WORK TO COMPLETE
Please set down all the lines beneath this one exactly, without the pictures.

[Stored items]
....

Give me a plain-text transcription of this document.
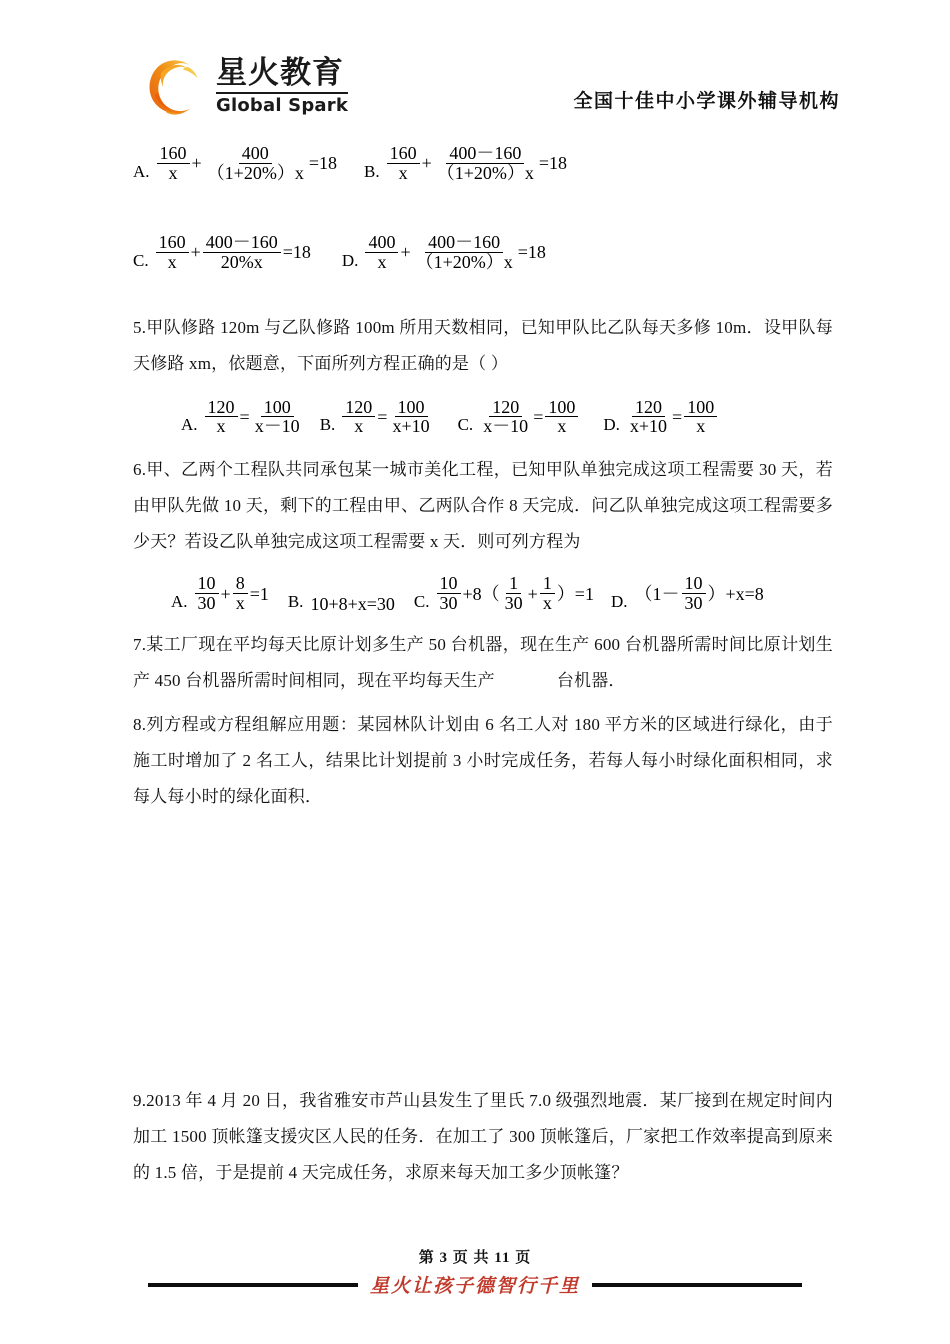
星火教育
Global Spark	全国十佳中小学课外辅导机构
A. $\frac{160}{x} + \frac{400}{(1+20\%)x} =18$ B. $\frac{160}{x} + \frac{400-160}{(1+20\%)x} =18$
C. $\frac{160}{x} + \frac{400-160}{20\%x} =18$ D. $\frac{400}{x} + \frac{400-160}{(1+20\%)x} =18$
5.甲队修路 120m 与乙队修路 100m 所用天数相同，已知甲队比乙队每天多修 10m．设甲队每天修路 xm，依题意，下面所列方程正确的是（ ）
A. $\frac{120}{x} = \frac{100}{x-10} B$. $\frac{120}{x} = \frac{100}{x+10} C$. $\frac{120}{x-10} = \frac{100}{x} D$. $\frac{120}{x+10} = \frac{100}{x}$
6.甲、乙两个工程队共同承包某一城市美化工程，已知甲队单独完成这项工程需要 30 天，若由甲队先做 10 天，剩下的工程由甲、乙两队合作 8 天完成．问乙队单独完成这项工程需要多少天？若设乙队单独完成这项工程需要 x 天．则可列方程为
A. $\frac{10}{30} + \frac{8}{x} =1$ B. 10+8+x=30 C. $\frac{10}{30} +8( \frac{1}{30} + \frac{1}{x} )=1$ D. $(1- \frac{10}{30} )+x=8$
7.某工厂现在平均每天比原计划多生产 50 台机器，现在生产 600 台机器所需时间比原计划生产 450 台机器所需时间相同，现在平均每天生产	台机器．
8.列方程或方程组解应用题：某园林队计划由 6 名工人对 180 平方米的区域进行绿化，由于施工时增加了 2 名工人，结果比计划提前 3 小时完成任务，若每人每小时绿化面积相同，求每人每小时的绿化面积．
9.2013 年 4 月 20 日，我省雅安市芦山县发生了里氏 7.0 级强烈地震．某厂接到在规定时间内加工 1500 顶帐篷支援灾区人民的任务．在加工了 300 顶帐篷后，厂家把工作效率提高到原来的 1.5 倍，于是提前 4 天完成任务，求原来每天加工多少顶帐篷？
第 3 页 共 11 页
星火让孩子德智行千里
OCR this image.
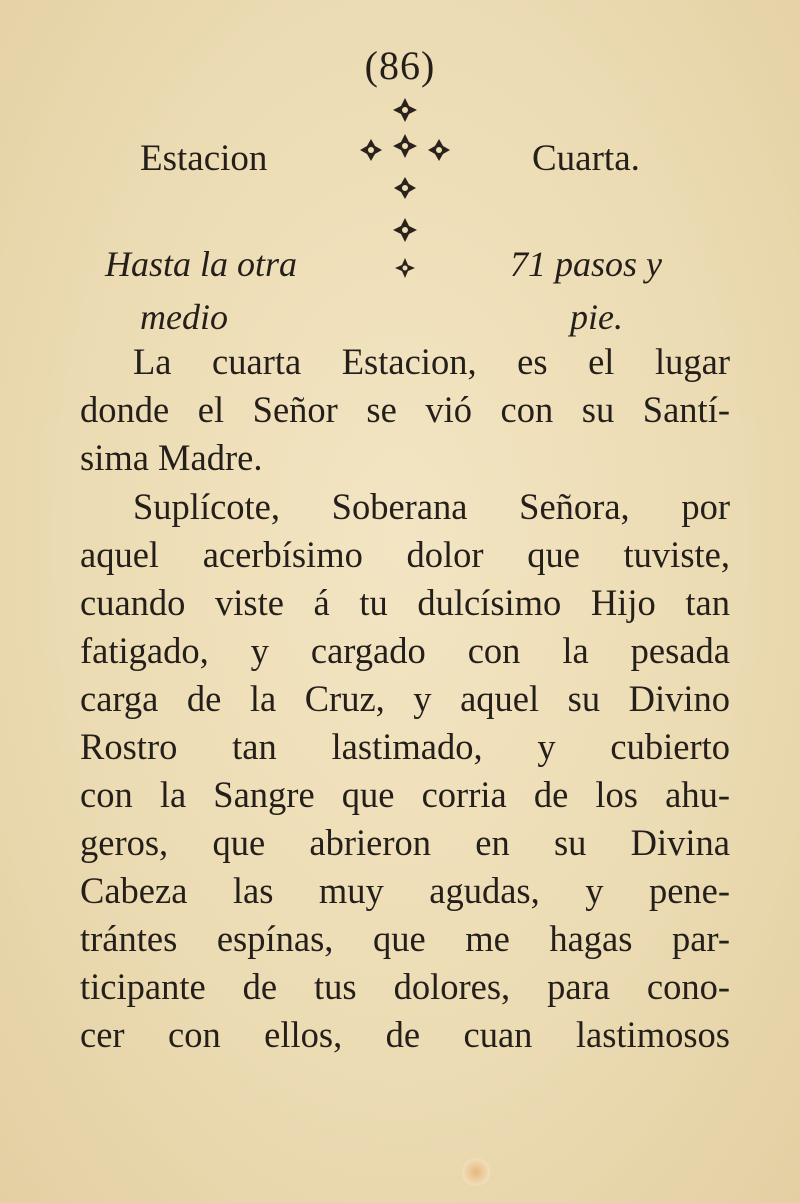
(86)
Estacion	Cuarta.
Hasta la otra
medio
71 pasos y
pie.
La cuarta Estacion, es el lugar
donde el Señor se vió con su Santí-
sima Madre.
Suplícote, Soberana Señora, por
aquel acerbísimo dolor que tuviste,
cuando viste á tu dulcísimo Hijo tan
fatigado, y cargado con la pesada
carga de la Cruz, y aquel su Divino
Rostro tan lastimado, y cubierto
con la Sangre que corria de los ahu-
geros, que abrieron en su Divina
Cabeza las muy agudas, y pene-
trántes espínas, que me hagas par-
ticipante de tus dolores, para cono-
cer con ellos, de cuan lastimosos
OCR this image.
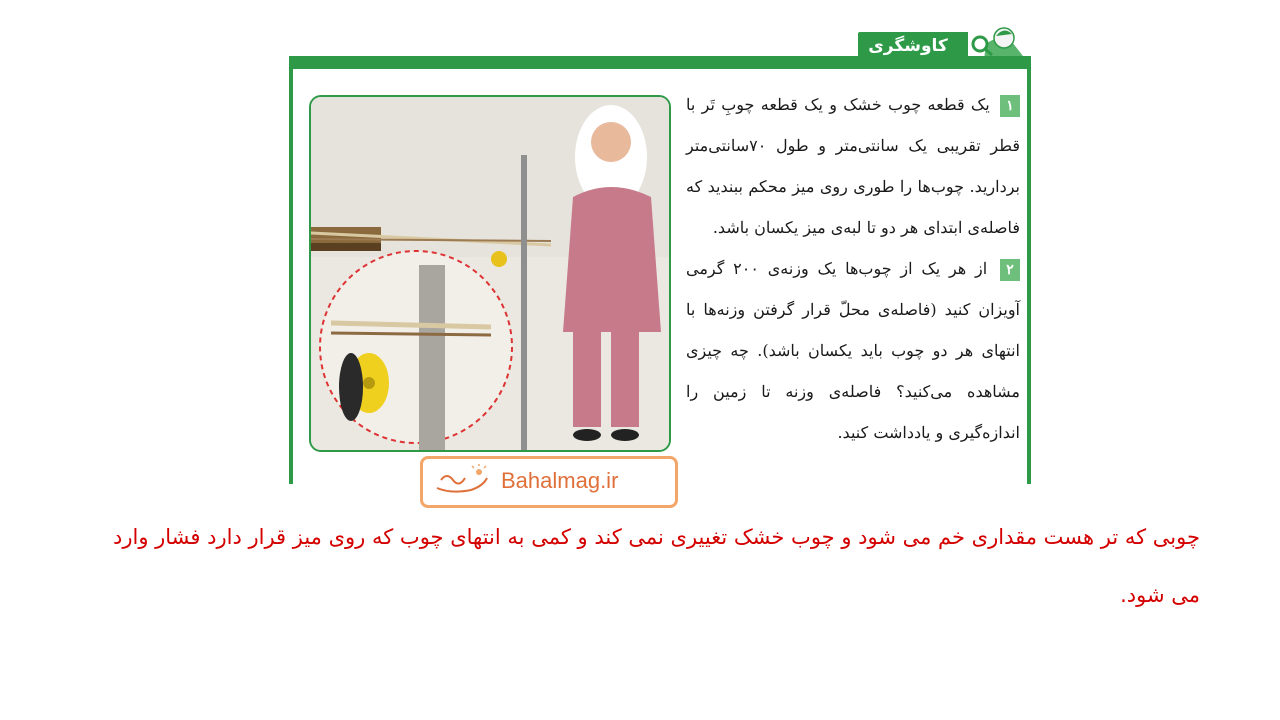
کاوشگری

۱ یک قطعه چوب خشک و یک قطعه چوبِ تَر با قطر تقریبی یک سانتی‌متر و طول ۷۰سانتی‌متر بردارید. چوب‌ها را طوری روی میز محکم ببندید که فاصله‌ی ابتدای هر دو تا لبه‌ی میز یکسان باشد.

۲ از هر یک از چوب‌ها یک وزنه‌ی ۲۰۰ گرمی آویزان کنید (فاصله‌ی محلّ قرار گرفتن وزنه‌ها با انتهای هر دو چوب باید یکسان باشد). چه چیزی مشاهده می‌کنید؟ فاصله‌ی وزنه تا زمین را اندازه‌گیری و یادداشت کنید.

Bahalmag.ir
چوبی که تر هست مقداری خم می شود و چوب خشک تغییری نمی کند و کمی به انتهای چوب که روی میز قرار دارد فشار وارد می شود.
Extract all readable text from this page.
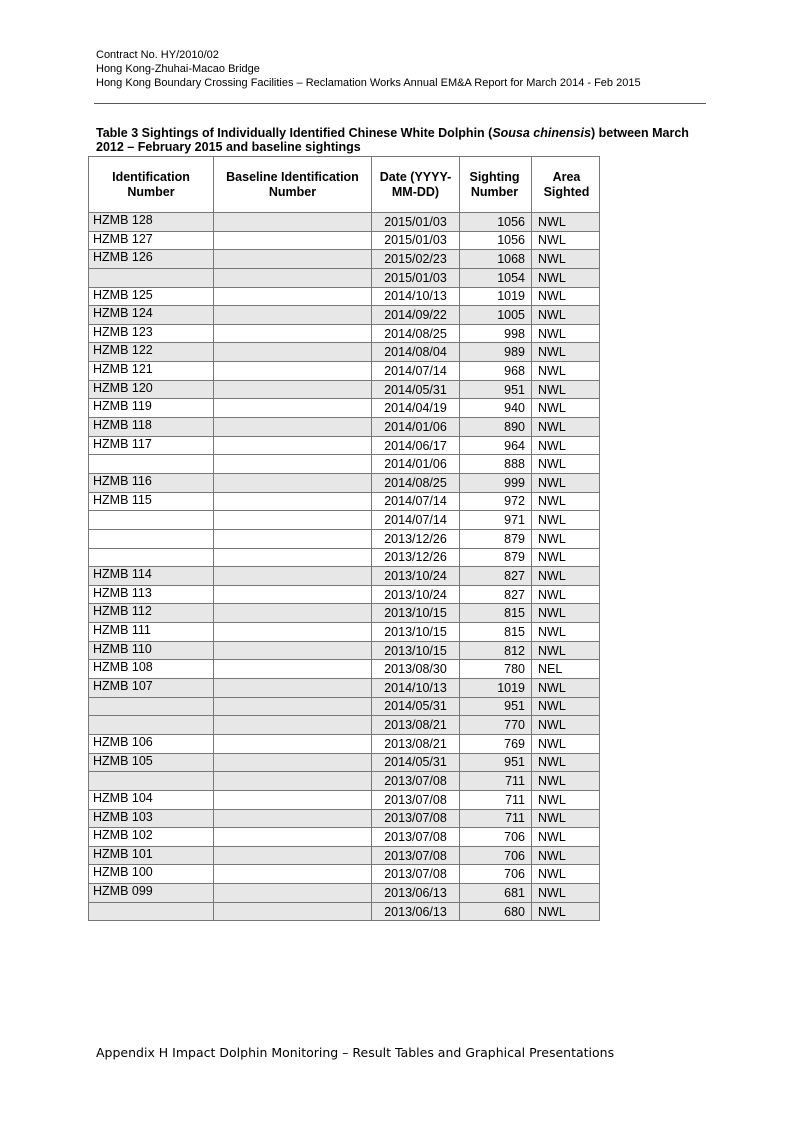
Contract No. HY/2010/02
Hong Kong-Zhuhai-Macao Bridge
Hong Kong Boundary Crossing Facilities – Reclamation Works Annual EM&A Report for March 2014 - Feb 2015
Table 3 Sightings of Individually Identified Chinese White Dolphin (Sousa chinensis) between March 2012 – February 2015 and baseline sightings
Identification Number	Baseline Identification Number	Date (YYYY-MM-DD)	Sighting Number	Area Sighted
HZMB 128		2015/01/03	1056	NWL
HZMB 127		2015/01/03	1056	NWL
HZMB 126		2015/02/23	1068	NWL
		2015/01/03	1054	NWL
HZMB 125		2014/10/13	1019	NWL
HZMB 124		2014/09/22	1005	NWL
HZMB 123		2014/08/25	998	NWL
HZMB 122		2014/08/04	989	NWL
HZMB 121		2014/07/14	968	NWL
HZMB 120		2014/05/31	951	NWL
HZMB 119		2014/04/19	940	NWL
HZMB 118		2014/01/06	890	NWL
HZMB 117		2014/06/17	964	NWL
		2014/01/06	888	NWL
HZMB 116		2014/08/25	999	NWL
HZMB 115		2014/07/14	972	NWL
		2014/07/14	971	NWL
		2013/12/26	879	NWL
		2013/12/26	879	NWL
HZMB 114		2013/10/24	827	NWL
HZMB 113		2013/10/24	827	NWL
HZMB 112		2013/10/15	815	NWL
HZMB 111		2013/10/15	815	NWL
HZMB 110		2013/10/15	812	NWL
HZMB 108		2013/08/30	780	NEL
HZMB 107		2014/10/13	1019	NWL
		2014/05/31	951	NWL
		2013/08/21	770	NWL
HZMB 106		2013/08/21	769	NWL
HZMB 105		2014/05/31	951	NWL
		2013/07/08	711	NWL
HZMB 104		2013/07/08	711	NWL
HZMB 103		2013/07/08	711	NWL
HZMB 102		2013/07/08	706	NWL
HZMB 101		2013/07/08	706	NWL
HZMB 100		2013/07/08	706	NWL
HZMB 099		2013/06/13	681	NWL
		2013/06/13	680	NWL
Appendix H Impact Dolphin Monitoring – Result Tables and Graphical Presentations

....

ANSWER FOR THE TASK
Give me a plain-text transcription of this document.
星火教育
Global Spark	全国十佳中小学课外辅导机构
A. $\frac{160}{x} + \frac{400}{(1+20\%)x} =18$ B. $\frac{160}{x} + \frac{400-160}{(1+20\%)x} =18$
C. $\frac{160}{x} + \frac{400-160}{20\%x} =18$ D. $\frac{400}{x} + \frac{400-160}{(1+20\%)x} =18$
5.甲队修路 120m 与乙队修路 100m 所用天数相同，已知甲队比乙队每天多修 10m．设甲队每天修路 xm，依题意，下面所列方程正确的是（ ）
A. $\frac{120}{x} = \frac{100}{x-10} B$. $\frac{120}{x} = \frac{100}{x+10} C$. $\frac{120}{x-10} = \frac{100}{x} D$. $\frac{120}{x+10} = \frac{100}{x}$
6.甲、乙两个工程队共同承包某一城市美化工程，已知甲队单独完成这项工程需要 30 天，若由甲队先做 10 天，剩下的工程由甲、乙两队合作 8 天完成．问乙队单独完成这项工程需要多少天？若设乙队单独完成这项工程需要 x 天．则可列方程为
A. $\frac{10}{30} + \frac{8}{x} =1$ B. 10+8+x=30 C. $\frac{10}{30} +8( \frac{1}{30} + \frac{1}{x} )=1$ D. $(1- \frac{10}{30} )+x=8$
7.某工厂现在平均每天比原计划多生产 50 台机器，现在生产 600 台机器所需时间比原计划生产 450 台机器所需时间相同，现在平均每天生产	台机器．
8.列方程或方程组解应用题：某园林队计划由 6 名工人对 180 平方米的区域进行绿化，由于施工时增加了 2 名工人，结果比计划提前 3 小时完成任务，若每人每小时绿化面积相同，求每人每小时的绿化面积．
9.2013 年 4 月 20 日，我省雅安市芦山县发生了里氏 7.0 级强烈地震．某厂接到在规定时间内加工 1500 顶帐篷支援灾区人民的任务．在加工了 300 顶帐篷后，厂家把工作效率提高到原来的 1.5 倍，于是提前 4 天完成任务，求原来每天加工多少顶帐篷？
第 3 页 共 11 页
星火让孩子德智行千里
OCR this image.
(86)
Estacion	Cuarta.
Hasta la otra
medio
71 pasos y
pie.
La cuarta Estacion, es el lugar
donde el Señor se vió con su Santí-
sima Madre.
Suplícote, Soberana Señora, por
aquel acerbísimo dolor que tuviste,
cuando viste á tu dulcísimo Hijo tan
fatigado, y cargado con la pesada
carga de la Cruz, y aquel su Divino
Rostro tan lastimado, y cubierto
con la Sangre que corria de los ahu-
geros, que abrieron en su Divina
Cabeza las muy agudas, y pene-
trántes espínas, que me hagas par-
ticipante de tus dolores, para cono-
cer con ellos, de cuan lastimosos
OCR this image.
کاوشگری

۱ یک قطعه چوب خشک و یک قطعه چوبِ تَر با قطر تقریبی یک سانتی‌متر و طول ۷۰سانتی‌متر بردارید. چوب‌ها را طوری روی میز محکم ببندید که فاصله‌ی ابتدای هر دو تا لبه‌ی میز یکسان باشد.

۲ از هر یک از چوب‌ها یک وزنه‌ی ۲۰۰ گرمی آویزان کنید (فاصله‌ی محلّ قرار گرفتن وزنه‌ها با انتهای هر دو چوب باید یکسان باشد). چه چیزی مشاهده می‌کنید؟ فاصله‌ی وزنه تا زمین را اندازه‌گیری و یادداشت کنید.

Bahalmag.ir
چوبی که تر هست مقداری خم می شود و چوب خشک تغییری نمی کند و کمی به انتهای چوب که روی میز قرار دارد فشار وارد می شود.
Extract all readable text from this page.
Contract No. HY/2010/02
Hong Kong-Zhuhai-Macao Bridge
Hong Kong Boundary Crossing Facilities – Reclamation Works Annual EM&A Report for March 2014 - Feb 2015
Table 3 Sightings of Individually Identified Chinese White Dolphin (Sousa chinensis) between March 2012 – February 2015 and baseline sightings
Identification Number	Baseline Identification Number	Date (YYYY-MM-DD)	Sighting Number	Area Sighted
HZMB 128		2015/01/03	1056	NWL
HZMB 127		2015/01/03	1056	NWL
HZMB 126		2015/02/23	1068	NWL
		2015/01/03	1054	NWL
HZMB 125		2014/10/13	1019	NWL
HZMB 124		2014/09/22	1005	NWL
HZMB 123		2014/08/25	998	NWL
HZMB 122		2014/08/04	989	NWL
HZMB 121		2014/07/14	968	NWL
HZMB 120		2014/05/31	951	NWL
HZMB 119		2014/04/19	940	NWL
HZMB 118		2014/01/06	890	NWL
HZMB 117		2014/06/17	964	NWL
		2014/01/06	888	NWL
HZMB 116		2014/08/25	999	NWL
HZMB 115		2014/07/14	972	NWL
		2014/07/14	971	NWL
		2013/12/26	879	NWL
		2013/12/26	879	NWL
HZMB 114		2013/10/24	827	NWL
HZMB 113		2013/10/24	827	NWL
HZMB 112		2013/10/15	815	NWL
HZMB 111		2013/10/15	815	NWL
HZMB 110		2013/10/15	812	NWL
HZMB 108		2013/08/30	780	NEL
HZMB 107		2014/10/13	1019	NWL
		2014/05/31	951	NWL
		2013/08/21	770	NWL
HZMB 106		2013/08/21	769	NWL
HZMB 105		2014/05/31	951	NWL
		2013/07/08	711	NWL
HZMB 104		2013/07/08	711	NWL
HZMB 103		2013/07/08	711	NWL
HZMB 102		2013/07/08	706	NWL
HZMB 101		2013/07/08	706	NWL
HZMB 100		2013/07/08	706	NWL
HZMB 099		2013/06/13	681	NWL
		2013/06/13	680	NWL
Appendix H Impact Dolphin Monitoring – Result Tables and Graphical Presentations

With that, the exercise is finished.